### GOAL OF THE EXERCISE
Exclude the pictures and retype the entries as written.

----- DATA ROWS -----

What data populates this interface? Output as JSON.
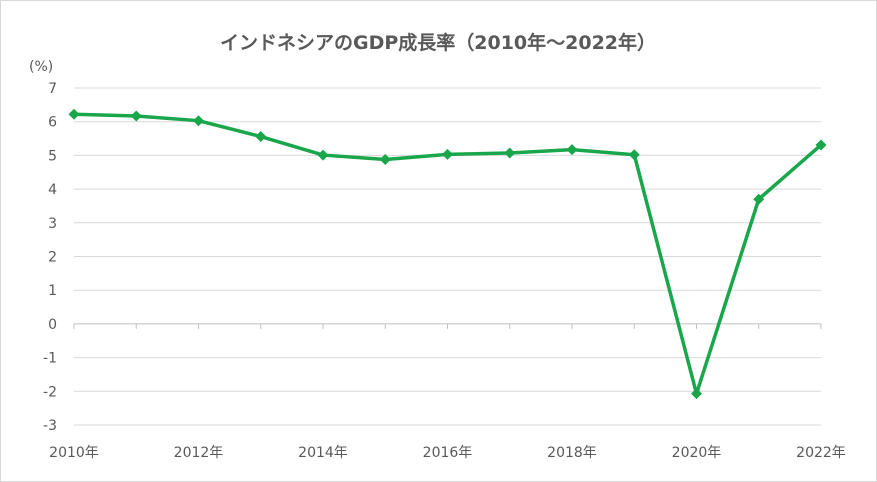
{
  "chart_data": {
    "type": "line",
    "title": "インドネシアのGDP成長率（2010年～2022年）",
    "ylabel": "(%)",
    "xlabel": "",
    "ylim": [
      -3,
      7
    ],
    "yticks": [
      "7",
      "6",
      "5",
      "4",
      "3",
      "2",
      "1",
      "0",
      "-1",
      "-2",
      "-3"
    ],
    "grid": true,
    "legend": "none",
    "x": [
      2010,
      2011,
      2012,
      2013,
      2014,
      2015,
      2016,
      2017,
      2018,
      2019,
      2020,
      2021,
      2022
    ],
    "x_tick_labels": [
      "2010年",
      "2012年",
      "2014年",
      "2016年",
      "2018年",
      "2020年",
      "2022年"
    ],
    "series": [
      {
        "color": "#1aa64a",
        "values": [
          6.22,
          6.17,
          6.03,
          5.56,
          5.01,
          4.88,
          5.03,
          5.07,
          5.17,
          5.02,
          -2.07,
          3.7,
          5.31
        ]
      }
    ]
  }
}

-----

### EXERCISE OUTPUT
What data populates this interface? Output as JSON.
{
  "chart_data": {
    "type": "line",
    "title": "インドネシアのGDP成長率（2010年～2022年）",
    "ylabel": "(%)",
    "xlabel": "",
    "ylim": [
      -3,
      7
    ],
    "yticks": [
      "7",
      "6",
      "5",
      "4",
      "3",
      "2",
      "1",
      "0",
      "-1",
      "-2",
      "-3"
    ],
    "grid": true,
    "legend": "none",
    "x": [
      2010,
      2011,
      2012,
      2013,
      2014,
      2015,
      2016,
      2017,
      2018,
      2019,
      2020,
      2021,
      2022
    ],
    "x_tick_labels": [
      "2010年",
      "2012年",
      "2014年",
      "2016年",
      "2018年",
      "2020年",
      "2022年"
    ],
    "series": [
      {
        "color": "#1aa64a",
        "values": [
          6.22,
          6.17,
          6.03,
          5.56,
          5.01,
          4.88,
          5.03,
          5.07,
          5.17,
          5.02,
          -2.07,
          3.7,
          5.31
        ]
      }
    ]
  }
}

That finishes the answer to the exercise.